WORK TO DO: Give the entries again exactly, every one of them.

*****

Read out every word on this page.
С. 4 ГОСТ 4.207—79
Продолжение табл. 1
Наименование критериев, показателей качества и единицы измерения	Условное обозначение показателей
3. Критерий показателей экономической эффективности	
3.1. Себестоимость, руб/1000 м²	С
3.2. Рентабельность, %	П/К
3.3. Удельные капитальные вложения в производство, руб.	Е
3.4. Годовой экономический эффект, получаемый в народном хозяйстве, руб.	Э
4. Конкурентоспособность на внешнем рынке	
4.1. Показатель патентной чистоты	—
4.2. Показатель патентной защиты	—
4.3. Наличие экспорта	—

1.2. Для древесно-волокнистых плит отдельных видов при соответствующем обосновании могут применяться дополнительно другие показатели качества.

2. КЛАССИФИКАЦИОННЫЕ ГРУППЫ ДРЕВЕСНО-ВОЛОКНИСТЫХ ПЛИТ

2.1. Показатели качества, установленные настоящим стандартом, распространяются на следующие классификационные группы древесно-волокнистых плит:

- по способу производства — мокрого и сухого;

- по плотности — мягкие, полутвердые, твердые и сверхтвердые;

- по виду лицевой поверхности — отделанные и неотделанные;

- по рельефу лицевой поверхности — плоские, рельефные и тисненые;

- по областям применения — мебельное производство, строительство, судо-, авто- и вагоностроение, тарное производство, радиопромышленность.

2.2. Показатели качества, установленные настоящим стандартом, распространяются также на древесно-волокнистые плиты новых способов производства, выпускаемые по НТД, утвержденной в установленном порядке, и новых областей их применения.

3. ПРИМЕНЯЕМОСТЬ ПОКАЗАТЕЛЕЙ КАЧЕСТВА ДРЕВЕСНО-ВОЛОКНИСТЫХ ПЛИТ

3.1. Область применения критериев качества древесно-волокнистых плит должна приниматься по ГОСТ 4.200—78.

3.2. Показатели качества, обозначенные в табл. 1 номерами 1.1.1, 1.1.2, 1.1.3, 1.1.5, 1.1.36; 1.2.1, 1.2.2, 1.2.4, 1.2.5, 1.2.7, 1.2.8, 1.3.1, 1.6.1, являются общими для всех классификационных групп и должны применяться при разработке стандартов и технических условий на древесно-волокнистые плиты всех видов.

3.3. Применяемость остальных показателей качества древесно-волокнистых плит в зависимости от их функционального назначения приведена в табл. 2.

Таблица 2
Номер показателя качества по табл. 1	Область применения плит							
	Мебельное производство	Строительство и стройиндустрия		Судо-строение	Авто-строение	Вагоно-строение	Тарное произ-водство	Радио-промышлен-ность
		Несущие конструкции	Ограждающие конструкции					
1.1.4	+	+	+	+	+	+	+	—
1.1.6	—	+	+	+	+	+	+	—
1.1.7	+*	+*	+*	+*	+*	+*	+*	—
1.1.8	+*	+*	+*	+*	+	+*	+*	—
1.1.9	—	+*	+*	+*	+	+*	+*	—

*****

TASK ANSWER:
Read out every word on this page.
С. 4 ГОСТ 4.207—79
Продолжение табл. 1
Наименование критериев, показателей качества и единицы измерения	Условное обозначение показателей
3. Критерий показателей экономической эффективности	
3.1. Себестоимость, руб/1000 м²	С
3.2. Рентабельность, %	П/К
3.3. Удельные капитальные вложения в производство, руб.	Е
3.4. Годовой экономический эффект, получаемый в народном хозяйстве, руб.	Э
4. Конкурентоспособность на внешнем рынке	
4.1. Показатель патентной чистоты	—
4.2. Показатель патентной защиты	—
4.3. Наличие экспорта	—

1.2. Для древесно-волокнистых плит отдельных видов при соответствующем обосновании могут применяться дополнительно другие показатели качества.

2. КЛАССИФИКАЦИОННЫЕ ГРУППЫ ДРЕВЕСНО-ВОЛОКНИСТЫХ ПЛИТ

2.1. Показатели качества, установленные настоящим стандартом, распространяются на следующие классификационные группы древесно-волокнистых плит:

- по способу производства — мокрого и сухого;

- по плотности — мягкие, полутвердые, твердые и сверхтвердые;

- по виду лицевой поверхности — отделанные и неотделанные;

- по рельефу лицевой поверхности — плоские, рельефные и тисненые;

- по областям применения — мебельное производство, строительство, судо-, авто- и вагоностроение, тарное производство, радиопромышленность.

2.2. Показатели качества, установленные настоящим стандартом, распространяются также на древесно-волокнистые плиты новых способов производства, выпускаемые по НТД, утвержденной в установленном порядке, и новых областей их применения.

3. ПРИМЕНЯЕМОСТЬ ПОКАЗАТЕЛЕЙ КАЧЕСТВА ДРЕВЕСНО-ВОЛОКНИСТЫХ ПЛИТ

3.1. Область применения критериев качества древесно-волокнистых плит должна приниматься по ГОСТ 4.200—78.

3.2. Показатели качества, обозначенные в табл. 1 номерами 1.1.1, 1.1.2, 1.1.3, 1.1.5, 1.1.36; 1.2.1, 1.2.2, 1.2.4, 1.2.5, 1.2.7, 1.2.8, 1.3.1, 1.6.1, являются общими для всех классификационных групп и должны применяться при разработке стандартов и технических условий на древесно-волокнистые плиты всех видов.

3.3. Применяемость остальных показателей качества древесно-волокнистых плит в зависимости от их функционального назначения приведена в табл. 2.

Таблица 2
Номер показателя качества по табл. 1	Область применения плит							
	Мебельное производство	Строительство и стройиндустрия		Судо-строение	Авто-строение	Вагоно-строение	Тарное произ-водство	Радио-промышлен-ность
		Несущие конструкции	Ограждающие конструкции					
1.1.4	+	+	+	+	+	+	+	—
1.1.6	—	+	+	+	+	+	+	—
1.1.7	+*	+*	+*	+*	+*	+*	+*	—
1.1.8	+*	+*	+*	+*	+	+*	+*	—
1.1.9	—	+*	+*	+*	+	+*	+*	—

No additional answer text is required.